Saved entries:
#####

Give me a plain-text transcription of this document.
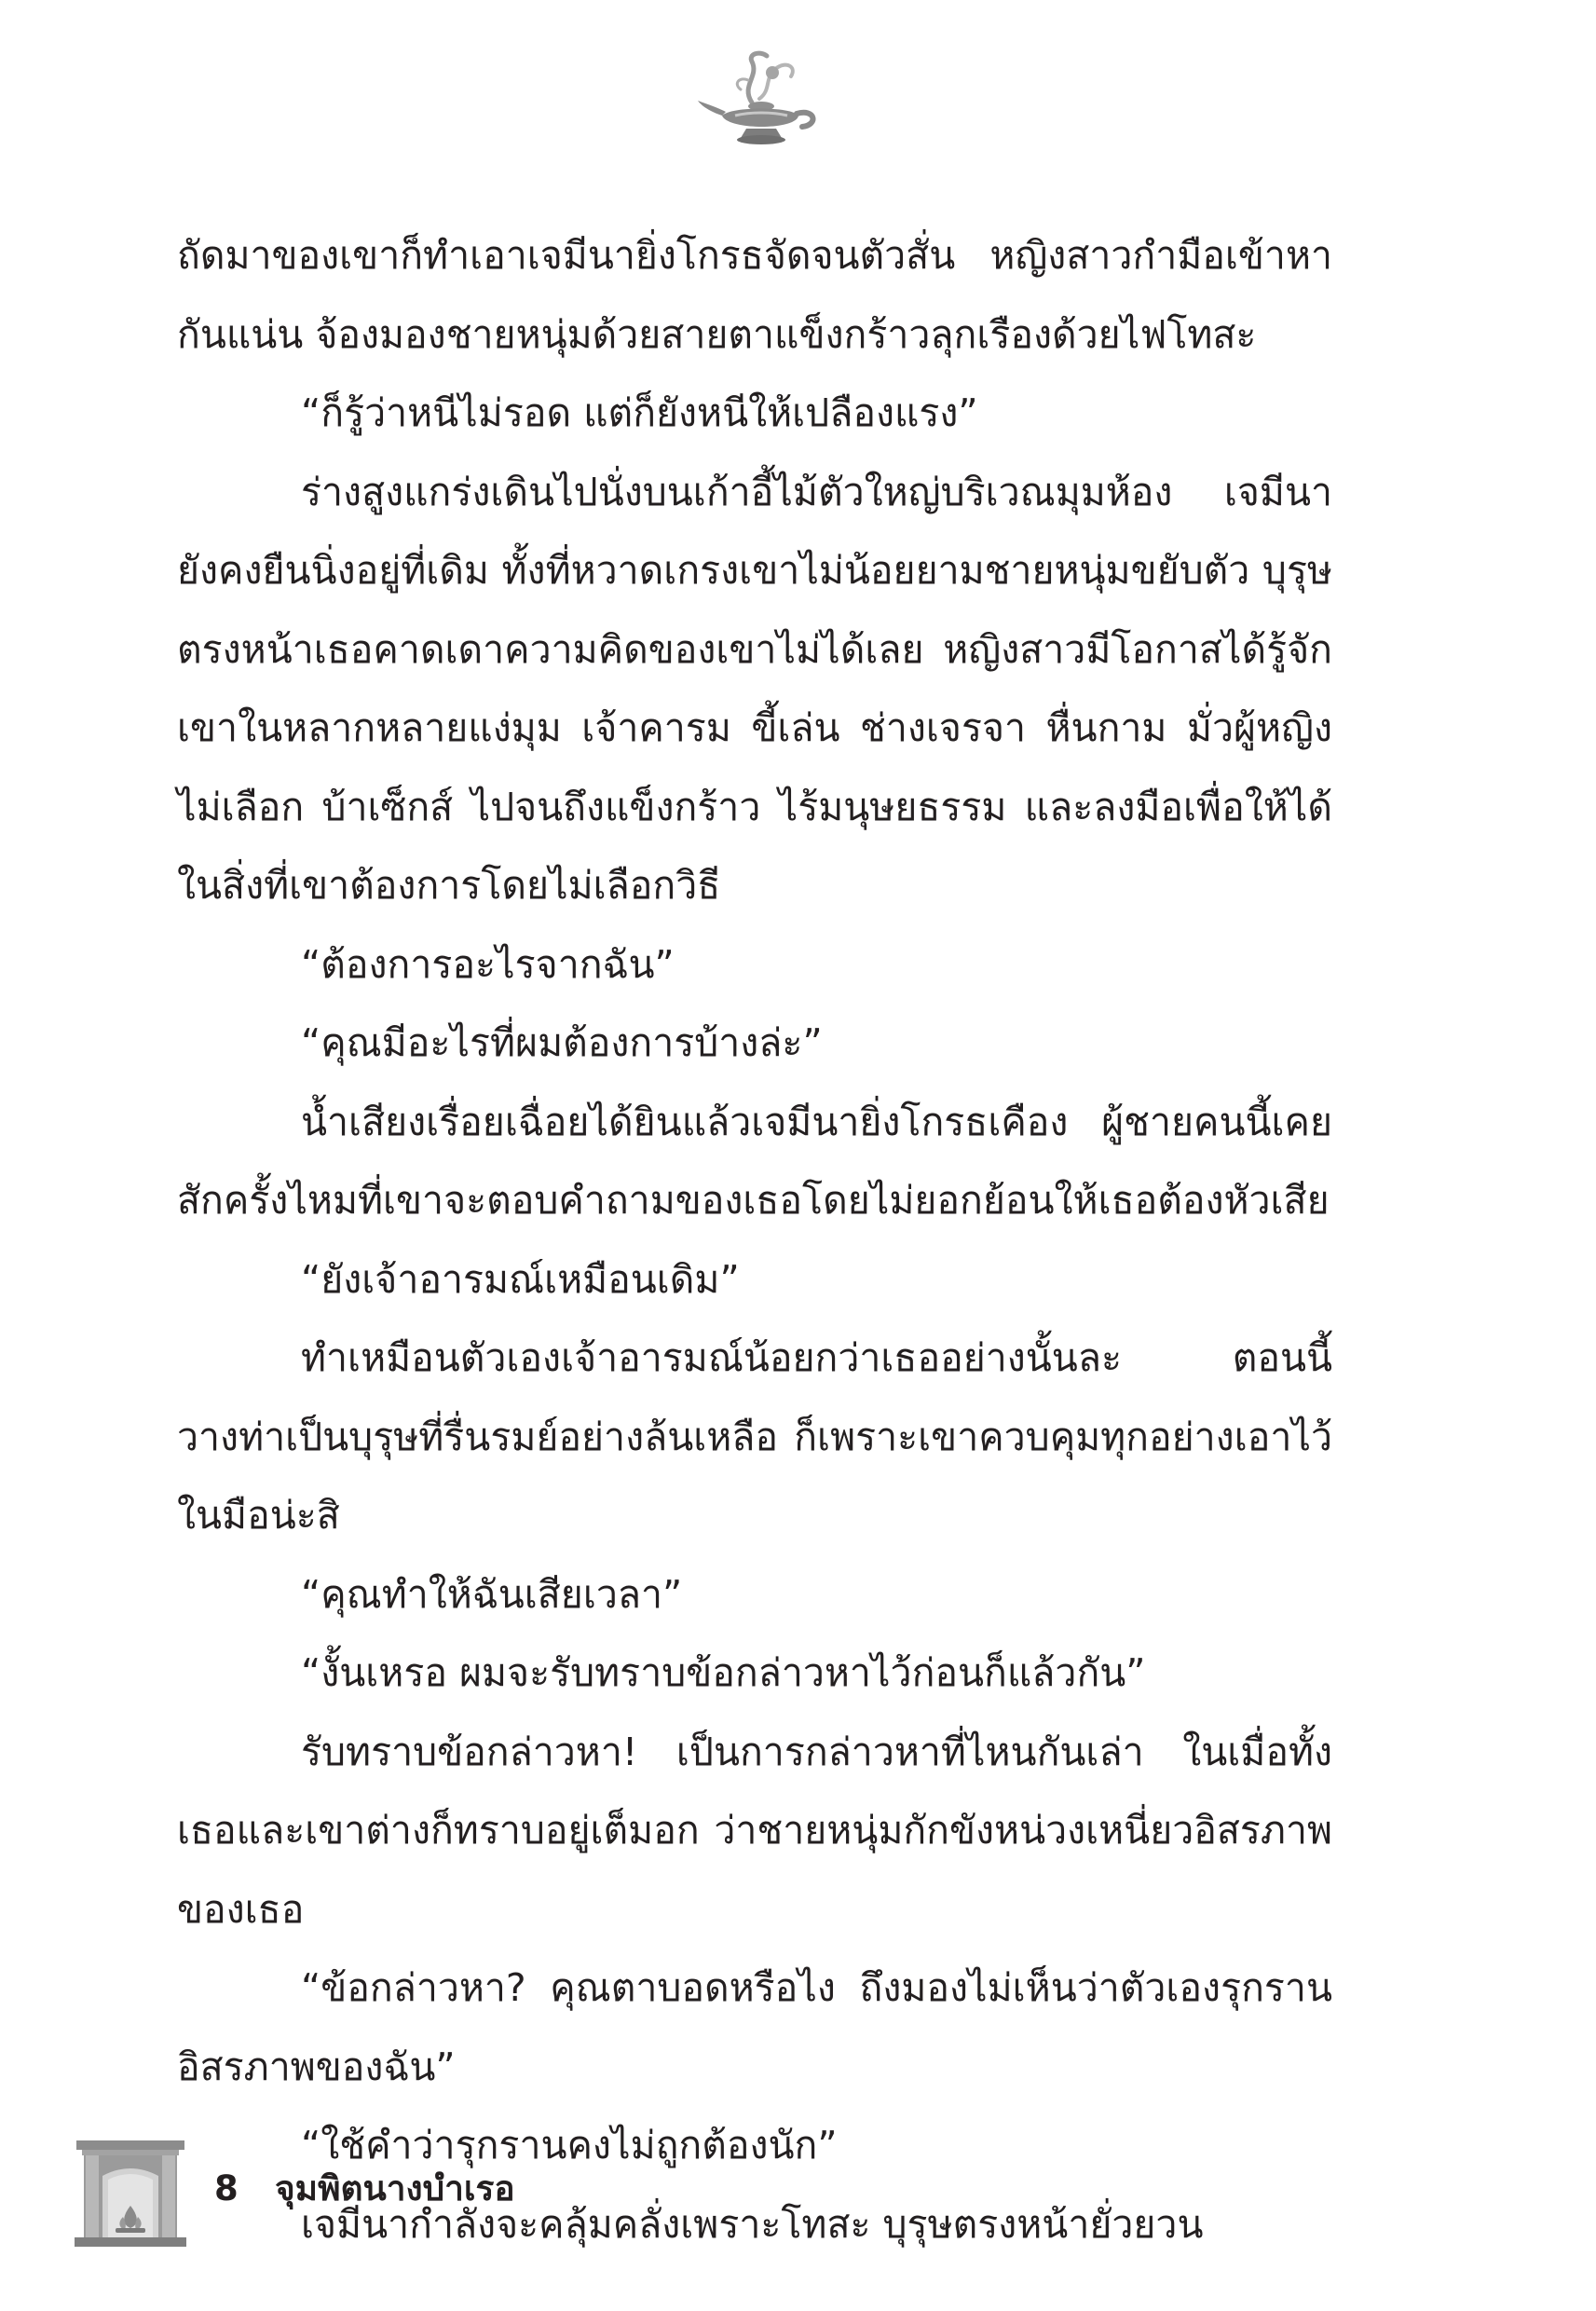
ถัดมาของเขาก็ทำเอาเจมีนายิ่งโกรธจัดจนตัวสั่น หญิงสาวกำมือเข้าหากันแน่น จ้องมองชายหนุ่มด้วยสายตาแข็งกร้าวลุกเรืองด้วยไฟโทสะ

“ก็รู้ว่าหนีไม่รอด แต่ก็ยังหนีให้เปลืองแรง”

ร่างสูงแกร่งเดินไปนั่งบนเก้าอี้ไม้ตัวใหญ่บริเวณมุมห้อง เจมีนายังคงยืนนิ่งอยู่ที่เดิม ทั้งที่หวาดเกรงเขาไม่น้อยยามชายหนุ่มขยับตัว บุรุษตรงหน้าเธอคาดเดาความคิดของเขาไม่ได้เลย หญิงสาวมีโอกาสได้รู้จักเขาในหลากหลายแง่มุม เจ้าคารม ขี้เล่น ช่างเจรจา หื่นกาม มั่วผู้หญิงไม่เลือก บ้าเซ็กส์ ไปจนถึงแข็งกร้าว ไร้มนุษยธรรม และลงมือเพื่อให้ได้ในสิ่งที่เขาต้องการโดยไม่เลือกวิธี

“ต้องการอะไรจากฉัน”

“คุณมีอะไรที่ผมต้องการบ้างล่ะ”

น้ำเสียงเรื่อยเฉื่อยได้ยินแล้วเจมีนายิ่งโกรธเคือง ผู้ชายคนนี้เคยสักครั้งไหมที่เขาจะตอบคำถามของเธอโดยไม่ยอกย้อนให้เธอต้องหัวเสีย

“ยังเจ้าอารมณ์เหมือนเดิม”

ทำเหมือนตัวเองเจ้าอารมณ์น้อยกว่าเธออย่างนั้นละ ตอนนี้วางท่าเป็นบุรุษที่รื่นรมย์อย่างล้นเหลือ ก็เพราะเขาควบคุมทุกอย่างเอาไว้ในมือน่ะสิ

“คุณทำให้ฉันเสียเวลา”

“งั้นเหรอ ผมจะรับทราบข้อกล่าวหาไว้ก่อนก็แล้วกัน”

รับทราบข้อกล่าวหา! เป็นการกล่าวหาที่ไหนกันเล่า ในเมื่อทั้งเธอและเขาต่างก็ทราบอยู่เต็มอก ว่าชายหนุ่มกักขังหน่วงเหนี่ยวอิสรภาพของเธอ

“ข้อกล่าวหา? คุณตาบอดหรือไง ถึงมองไม่เห็นว่าตัวเองรุกรานอิสรภาพของฉัน”

“ใช้คำว่ารุกรานคงไม่ถูกต้องนัก”

เจมีนากำลังจะคลุ้มคลั่งเพราะโทสะ บุรุษตรงหน้ายั่วยวน

8 จุมพิตนางบำเรอ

#####

**Exercise task:**
Copy every record character for character. Skip the pictures.

**Solution to this task:**
Give me a plain-text transcription of this document.
ถัดมาของเขาก็ทำเอาเจมีนายิ่งโกรธจัดจนตัวสั่น หญิงสาวกำมือเข้าหากันแน่น จ้องมองชายหนุ่มด้วยสายตาแข็งกร้าวลุกเรืองด้วยไฟโทสะ

“ก็รู้ว่าหนีไม่รอด แต่ก็ยังหนีให้เปลืองแรง”

ร่างสูงแกร่งเดินไปนั่งบนเก้าอี้ไม้ตัวใหญ่บริเวณมุมห้อง เจมีนายังคงยืนนิ่งอยู่ที่เดิม ทั้งที่หวาดเกรงเขาไม่น้อยยามชายหนุ่มขยับตัว บุรุษตรงหน้าเธอคาดเดาความคิดของเขาไม่ได้เลย หญิงสาวมีโอกาสได้รู้จักเขาในหลากหลายแง่มุม เจ้าคารม ขี้เล่น ช่างเจรจา หื่นกาม มั่วผู้หญิงไม่เลือก บ้าเซ็กส์ ไปจนถึงแข็งกร้าว ไร้มนุษยธรรม และลงมือเพื่อให้ได้ในสิ่งที่เขาต้องการโดยไม่เลือกวิธี

“ต้องการอะไรจากฉัน”

“คุณมีอะไรที่ผมต้องการบ้างล่ะ”

น้ำเสียงเรื่อยเฉื่อยได้ยินแล้วเจมีนายิ่งโกรธเคือง ผู้ชายคนนี้เคยสักครั้งไหมที่เขาจะตอบคำถามของเธอโดยไม่ยอกย้อนให้เธอต้องหัวเสีย

“ยังเจ้าอารมณ์เหมือนเดิม”

ทำเหมือนตัวเองเจ้าอารมณ์น้อยกว่าเธออย่างนั้นละ ตอนนี้วางท่าเป็นบุรุษที่รื่นรมย์อย่างล้นเหลือ ก็เพราะเขาควบคุมทุกอย่างเอาไว้ในมือน่ะสิ

“คุณทำให้ฉันเสียเวลา”

“งั้นเหรอ ผมจะรับทราบข้อกล่าวหาไว้ก่อนก็แล้วกัน”

รับทราบข้อกล่าวหา! เป็นการกล่าวหาที่ไหนกันเล่า ในเมื่อทั้งเธอและเขาต่างก็ทราบอยู่เต็มอก ว่าชายหนุ่มกักขังหน่วงเหนี่ยวอิสรภาพของเธอ

“ข้อกล่าวหา? คุณตาบอดหรือไง ถึงมองไม่เห็นว่าตัวเองรุกรานอิสรภาพของฉัน”

“ใช้คำว่ารุกรานคงไม่ถูกต้องนัก”

เจมีนากำลังจะคลุ้มคลั่งเพราะโทสะ บุรุษตรงหน้ายั่วยวน

8 จุมพิตนางบำเรอ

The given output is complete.